Begin Data rows
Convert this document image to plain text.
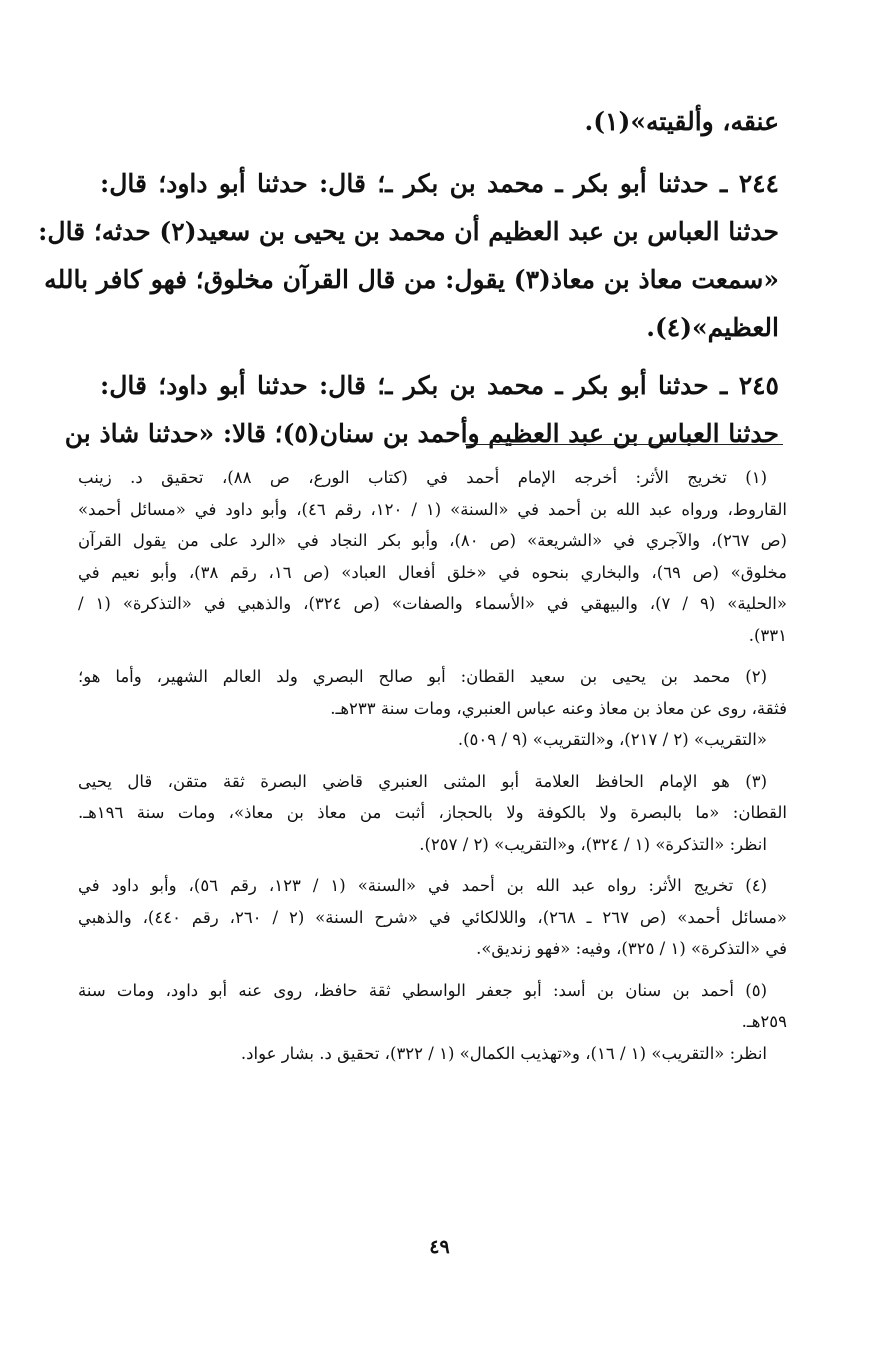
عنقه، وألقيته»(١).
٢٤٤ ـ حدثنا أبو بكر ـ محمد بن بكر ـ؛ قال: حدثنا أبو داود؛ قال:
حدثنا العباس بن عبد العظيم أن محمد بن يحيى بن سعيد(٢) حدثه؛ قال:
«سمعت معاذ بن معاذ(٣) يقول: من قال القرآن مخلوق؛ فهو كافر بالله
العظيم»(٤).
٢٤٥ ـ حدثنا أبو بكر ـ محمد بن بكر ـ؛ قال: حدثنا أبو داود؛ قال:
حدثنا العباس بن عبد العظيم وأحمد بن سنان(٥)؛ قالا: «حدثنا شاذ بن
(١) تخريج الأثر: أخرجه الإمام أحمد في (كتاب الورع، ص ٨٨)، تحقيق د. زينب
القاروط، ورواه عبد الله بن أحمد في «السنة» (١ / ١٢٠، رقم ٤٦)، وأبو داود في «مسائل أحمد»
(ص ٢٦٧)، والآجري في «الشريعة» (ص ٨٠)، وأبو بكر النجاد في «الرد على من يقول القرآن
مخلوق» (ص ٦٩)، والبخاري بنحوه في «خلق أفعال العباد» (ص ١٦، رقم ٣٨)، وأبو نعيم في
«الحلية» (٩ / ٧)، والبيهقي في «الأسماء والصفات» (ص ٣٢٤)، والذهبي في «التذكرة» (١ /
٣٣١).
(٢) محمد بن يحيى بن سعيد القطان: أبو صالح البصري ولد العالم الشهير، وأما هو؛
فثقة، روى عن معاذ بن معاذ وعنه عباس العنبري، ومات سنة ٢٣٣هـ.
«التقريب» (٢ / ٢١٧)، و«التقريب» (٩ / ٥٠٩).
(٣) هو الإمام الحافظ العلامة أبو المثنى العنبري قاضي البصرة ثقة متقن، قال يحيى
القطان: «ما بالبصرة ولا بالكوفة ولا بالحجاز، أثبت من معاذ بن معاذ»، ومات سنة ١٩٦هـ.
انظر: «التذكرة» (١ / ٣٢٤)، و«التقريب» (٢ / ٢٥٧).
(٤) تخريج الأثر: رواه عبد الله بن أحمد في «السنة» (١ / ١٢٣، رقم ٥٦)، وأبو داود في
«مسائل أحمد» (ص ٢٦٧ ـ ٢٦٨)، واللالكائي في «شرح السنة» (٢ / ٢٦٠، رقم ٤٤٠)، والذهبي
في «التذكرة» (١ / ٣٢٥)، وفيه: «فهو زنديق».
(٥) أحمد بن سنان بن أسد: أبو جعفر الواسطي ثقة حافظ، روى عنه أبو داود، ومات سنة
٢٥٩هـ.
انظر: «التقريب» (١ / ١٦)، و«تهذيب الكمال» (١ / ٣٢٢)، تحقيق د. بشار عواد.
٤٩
End Data rows
Every entry should be returned exactly as written, minus the pictures.

Convert this document image to plain text.
عنقه، وألقيته»(١).
٢٤٤ ـ حدثنا أبو بكر ـ محمد بن بكر ـ؛ قال: حدثنا أبو داود؛ قال:
حدثنا العباس بن عبد العظيم أن محمد بن يحيى بن سعيد(٢) حدثه؛ قال:
«سمعت معاذ بن معاذ(٣) يقول: من قال القرآن مخلوق؛ فهو كافر بالله
العظيم»(٤).
٢٤٥ ـ حدثنا أبو بكر ـ محمد بن بكر ـ؛ قال: حدثنا أبو داود؛ قال:
حدثنا العباس بن عبد العظيم وأحمد بن سنان(٥)؛ قالا: «حدثنا شاذ بن
(١) تخريج الأثر: أخرجه الإمام أحمد في (كتاب الورع، ص ٨٨)، تحقيق د. زينب
القاروط، ورواه عبد الله بن أحمد في «السنة» (١ / ١٢٠، رقم ٤٦)، وأبو داود في «مسائل أحمد»
(ص ٢٦٧)، والآجري في «الشريعة» (ص ٨٠)، وأبو بكر النجاد في «الرد على من يقول القرآن
مخلوق» (ص ٦٩)، والبخاري بنحوه في «خلق أفعال العباد» (ص ١٦، رقم ٣٨)، وأبو نعيم في
«الحلية» (٩ / ٧)، والبيهقي في «الأسماء والصفات» (ص ٣٢٤)، والذهبي في «التذكرة» (١ /
٣٣١).
(٢) محمد بن يحيى بن سعيد القطان: أبو صالح البصري ولد العالم الشهير، وأما هو؛
فثقة، روى عن معاذ بن معاذ وعنه عباس العنبري، ومات سنة ٢٣٣هـ.
«التقريب» (٢ / ٢١٧)، و«التقريب» (٩ / ٥٠٩).
(٣) هو الإمام الحافظ العلامة أبو المثنى العنبري قاضي البصرة ثقة متقن، قال يحيى
القطان: «ما بالبصرة ولا بالكوفة ولا بالحجاز، أثبت من معاذ بن معاذ»، ومات سنة ١٩٦هـ.
انظر: «التذكرة» (١ / ٣٢٤)، و«التقريب» (٢ / ٢٥٧).
(٤) تخريج الأثر: رواه عبد الله بن أحمد في «السنة» (١ / ١٢٣، رقم ٥٦)، وأبو داود في
«مسائل أحمد» (ص ٢٦٧ ـ ٢٦٨)، واللالكائي في «شرح السنة» (٢ / ٢٦٠، رقم ٤٤٠)، والذهبي
في «التذكرة» (١ / ٣٢٥)، وفيه: «فهو زنديق».
(٥) أحمد بن سنان بن أسد: أبو جعفر الواسطي ثقة حافظ، روى عنه أبو داود، ومات سنة
٢٥٩هـ.
انظر: «التقريب» (١ / ١٦)، و«تهذيب الكمال» (١ / ٣٢٢)، تحقيق د. بشار عواد.
٤٩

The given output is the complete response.